> Extracted entries
※ ※ ※
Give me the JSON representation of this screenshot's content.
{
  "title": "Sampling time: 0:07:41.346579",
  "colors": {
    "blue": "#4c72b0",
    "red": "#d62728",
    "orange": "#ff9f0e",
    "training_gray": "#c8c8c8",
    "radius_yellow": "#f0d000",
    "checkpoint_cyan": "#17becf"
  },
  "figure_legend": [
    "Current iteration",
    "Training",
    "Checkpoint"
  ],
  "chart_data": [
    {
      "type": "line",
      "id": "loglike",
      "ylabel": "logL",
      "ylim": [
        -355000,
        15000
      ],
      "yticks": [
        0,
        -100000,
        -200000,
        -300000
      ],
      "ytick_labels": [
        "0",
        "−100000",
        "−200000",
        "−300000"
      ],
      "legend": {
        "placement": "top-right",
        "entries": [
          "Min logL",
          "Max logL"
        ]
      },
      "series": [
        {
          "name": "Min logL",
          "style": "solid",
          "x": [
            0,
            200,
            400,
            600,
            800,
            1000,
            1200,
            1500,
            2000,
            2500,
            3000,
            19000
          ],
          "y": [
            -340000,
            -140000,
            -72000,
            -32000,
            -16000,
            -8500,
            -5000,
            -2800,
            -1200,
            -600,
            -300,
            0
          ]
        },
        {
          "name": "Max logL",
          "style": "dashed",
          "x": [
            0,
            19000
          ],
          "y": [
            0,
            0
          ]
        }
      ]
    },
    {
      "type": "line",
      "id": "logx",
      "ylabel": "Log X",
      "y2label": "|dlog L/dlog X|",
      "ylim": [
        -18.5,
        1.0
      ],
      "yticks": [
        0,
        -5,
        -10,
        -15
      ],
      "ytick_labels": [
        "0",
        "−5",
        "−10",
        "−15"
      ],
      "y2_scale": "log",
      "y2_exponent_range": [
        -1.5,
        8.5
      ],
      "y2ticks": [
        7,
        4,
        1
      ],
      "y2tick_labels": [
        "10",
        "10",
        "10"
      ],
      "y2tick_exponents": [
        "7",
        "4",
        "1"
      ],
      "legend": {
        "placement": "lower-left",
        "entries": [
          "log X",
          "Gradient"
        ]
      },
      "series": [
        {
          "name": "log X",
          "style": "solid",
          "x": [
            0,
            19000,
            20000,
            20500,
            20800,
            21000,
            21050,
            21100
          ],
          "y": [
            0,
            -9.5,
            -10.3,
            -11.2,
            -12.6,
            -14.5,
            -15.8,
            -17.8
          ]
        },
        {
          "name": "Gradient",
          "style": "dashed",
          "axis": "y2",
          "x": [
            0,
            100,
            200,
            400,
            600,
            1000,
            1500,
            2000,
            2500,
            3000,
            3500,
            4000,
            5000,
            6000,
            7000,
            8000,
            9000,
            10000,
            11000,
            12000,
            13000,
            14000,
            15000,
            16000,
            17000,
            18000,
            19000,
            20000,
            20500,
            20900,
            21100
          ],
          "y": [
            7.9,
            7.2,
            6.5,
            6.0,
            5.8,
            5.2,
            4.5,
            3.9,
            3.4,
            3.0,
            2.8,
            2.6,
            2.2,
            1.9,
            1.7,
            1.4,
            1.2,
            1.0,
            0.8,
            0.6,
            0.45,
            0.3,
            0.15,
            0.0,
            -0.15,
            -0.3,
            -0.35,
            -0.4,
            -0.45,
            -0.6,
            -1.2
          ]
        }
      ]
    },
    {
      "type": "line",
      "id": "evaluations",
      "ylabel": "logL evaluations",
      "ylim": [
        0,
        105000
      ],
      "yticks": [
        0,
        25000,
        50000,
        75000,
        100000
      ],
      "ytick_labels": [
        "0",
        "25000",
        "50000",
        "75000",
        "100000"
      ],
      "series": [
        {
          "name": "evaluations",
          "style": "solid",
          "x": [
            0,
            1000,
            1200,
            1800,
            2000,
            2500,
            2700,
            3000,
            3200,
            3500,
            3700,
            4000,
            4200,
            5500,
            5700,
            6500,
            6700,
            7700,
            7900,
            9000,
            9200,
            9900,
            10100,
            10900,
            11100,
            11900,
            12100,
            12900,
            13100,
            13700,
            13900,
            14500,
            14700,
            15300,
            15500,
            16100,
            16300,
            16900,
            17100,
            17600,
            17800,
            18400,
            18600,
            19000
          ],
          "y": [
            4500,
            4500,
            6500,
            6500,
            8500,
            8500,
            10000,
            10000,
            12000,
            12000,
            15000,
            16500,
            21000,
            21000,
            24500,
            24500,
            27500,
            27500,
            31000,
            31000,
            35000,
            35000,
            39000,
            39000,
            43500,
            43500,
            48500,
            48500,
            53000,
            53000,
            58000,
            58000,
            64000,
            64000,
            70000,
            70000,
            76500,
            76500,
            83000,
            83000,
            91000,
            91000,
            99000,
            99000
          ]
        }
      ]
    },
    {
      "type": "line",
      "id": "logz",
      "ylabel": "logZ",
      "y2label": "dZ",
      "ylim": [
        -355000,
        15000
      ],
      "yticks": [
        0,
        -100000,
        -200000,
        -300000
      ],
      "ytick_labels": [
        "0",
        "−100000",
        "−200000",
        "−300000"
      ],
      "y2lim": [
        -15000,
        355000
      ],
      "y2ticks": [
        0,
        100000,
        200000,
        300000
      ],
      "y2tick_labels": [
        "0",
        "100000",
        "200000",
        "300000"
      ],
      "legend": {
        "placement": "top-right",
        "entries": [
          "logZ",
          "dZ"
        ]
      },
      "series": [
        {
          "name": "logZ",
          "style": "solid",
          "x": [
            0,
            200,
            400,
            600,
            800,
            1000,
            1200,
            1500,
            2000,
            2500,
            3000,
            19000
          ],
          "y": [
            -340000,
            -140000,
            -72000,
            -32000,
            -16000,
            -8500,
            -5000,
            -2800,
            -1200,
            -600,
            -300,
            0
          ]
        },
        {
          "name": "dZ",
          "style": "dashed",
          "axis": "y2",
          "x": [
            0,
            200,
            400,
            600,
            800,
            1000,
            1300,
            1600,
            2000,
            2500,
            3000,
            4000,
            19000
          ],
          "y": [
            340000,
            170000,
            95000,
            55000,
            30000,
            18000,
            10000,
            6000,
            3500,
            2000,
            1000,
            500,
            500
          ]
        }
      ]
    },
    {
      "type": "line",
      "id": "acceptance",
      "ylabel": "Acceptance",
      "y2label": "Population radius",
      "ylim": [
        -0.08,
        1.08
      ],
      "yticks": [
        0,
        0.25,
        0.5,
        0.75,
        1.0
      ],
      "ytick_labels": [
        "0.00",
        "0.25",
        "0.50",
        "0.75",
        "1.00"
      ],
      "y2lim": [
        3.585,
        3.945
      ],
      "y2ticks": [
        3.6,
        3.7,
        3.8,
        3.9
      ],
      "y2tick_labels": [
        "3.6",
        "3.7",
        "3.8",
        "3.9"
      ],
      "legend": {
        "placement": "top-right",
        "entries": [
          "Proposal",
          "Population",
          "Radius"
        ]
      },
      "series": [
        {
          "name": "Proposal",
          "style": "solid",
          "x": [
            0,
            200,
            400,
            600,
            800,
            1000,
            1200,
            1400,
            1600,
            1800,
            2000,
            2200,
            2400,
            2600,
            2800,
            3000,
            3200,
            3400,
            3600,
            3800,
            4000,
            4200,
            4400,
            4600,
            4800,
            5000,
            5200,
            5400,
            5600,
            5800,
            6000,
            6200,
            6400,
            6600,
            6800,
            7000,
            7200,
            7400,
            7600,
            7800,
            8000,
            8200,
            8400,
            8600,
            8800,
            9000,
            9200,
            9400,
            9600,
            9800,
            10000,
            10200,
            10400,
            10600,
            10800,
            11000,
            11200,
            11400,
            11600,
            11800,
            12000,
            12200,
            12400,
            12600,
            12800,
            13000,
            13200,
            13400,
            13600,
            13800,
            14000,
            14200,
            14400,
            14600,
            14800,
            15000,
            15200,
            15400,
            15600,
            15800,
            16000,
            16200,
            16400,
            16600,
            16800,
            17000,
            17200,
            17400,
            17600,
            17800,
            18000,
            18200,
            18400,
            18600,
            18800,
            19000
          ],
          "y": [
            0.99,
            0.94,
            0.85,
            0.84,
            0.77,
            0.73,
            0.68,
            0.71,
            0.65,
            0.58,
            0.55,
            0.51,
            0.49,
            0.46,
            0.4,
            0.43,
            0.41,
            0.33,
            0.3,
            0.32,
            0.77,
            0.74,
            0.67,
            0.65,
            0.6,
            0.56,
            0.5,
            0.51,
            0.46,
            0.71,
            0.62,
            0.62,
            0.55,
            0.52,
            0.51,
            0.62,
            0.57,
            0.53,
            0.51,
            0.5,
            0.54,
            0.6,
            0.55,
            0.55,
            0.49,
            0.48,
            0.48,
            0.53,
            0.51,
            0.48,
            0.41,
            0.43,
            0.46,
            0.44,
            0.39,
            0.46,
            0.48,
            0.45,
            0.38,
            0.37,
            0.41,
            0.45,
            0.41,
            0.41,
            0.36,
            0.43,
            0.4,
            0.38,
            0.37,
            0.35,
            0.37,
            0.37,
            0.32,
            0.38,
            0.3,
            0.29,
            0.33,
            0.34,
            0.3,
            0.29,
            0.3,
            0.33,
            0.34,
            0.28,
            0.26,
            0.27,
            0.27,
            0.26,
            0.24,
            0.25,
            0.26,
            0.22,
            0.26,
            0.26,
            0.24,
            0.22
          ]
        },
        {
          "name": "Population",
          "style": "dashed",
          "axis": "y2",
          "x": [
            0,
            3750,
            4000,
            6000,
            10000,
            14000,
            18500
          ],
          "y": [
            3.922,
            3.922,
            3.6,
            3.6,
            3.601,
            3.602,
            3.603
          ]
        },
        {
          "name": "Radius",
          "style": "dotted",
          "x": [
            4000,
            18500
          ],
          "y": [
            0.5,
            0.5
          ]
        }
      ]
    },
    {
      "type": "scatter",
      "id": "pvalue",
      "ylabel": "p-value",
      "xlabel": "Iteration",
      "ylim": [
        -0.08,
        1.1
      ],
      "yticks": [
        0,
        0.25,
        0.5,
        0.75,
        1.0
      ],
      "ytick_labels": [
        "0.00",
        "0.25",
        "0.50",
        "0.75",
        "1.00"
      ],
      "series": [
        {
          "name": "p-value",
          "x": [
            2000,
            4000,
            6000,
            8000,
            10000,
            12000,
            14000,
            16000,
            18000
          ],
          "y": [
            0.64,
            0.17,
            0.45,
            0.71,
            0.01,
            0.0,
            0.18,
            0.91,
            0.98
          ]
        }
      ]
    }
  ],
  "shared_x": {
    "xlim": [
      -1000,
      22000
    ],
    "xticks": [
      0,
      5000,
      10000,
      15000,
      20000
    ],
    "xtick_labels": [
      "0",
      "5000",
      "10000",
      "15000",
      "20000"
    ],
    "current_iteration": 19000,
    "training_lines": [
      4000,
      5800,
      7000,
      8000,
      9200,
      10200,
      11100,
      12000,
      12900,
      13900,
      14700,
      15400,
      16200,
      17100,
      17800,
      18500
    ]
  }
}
※ ※ ※
> Directions
Filter the entries down to the lines with the word "name" in them.

> Correct output
          "name": "Min logL",
          "name": "Max logL",
          "name": "log X",
          "name": "Gradient",
          "name": "evaluations",
          "name": "logZ",
          "name": "dZ",
          "name": "Proposal",
          "name": "Population",
          "name": "Radius",
          "name": "p-value",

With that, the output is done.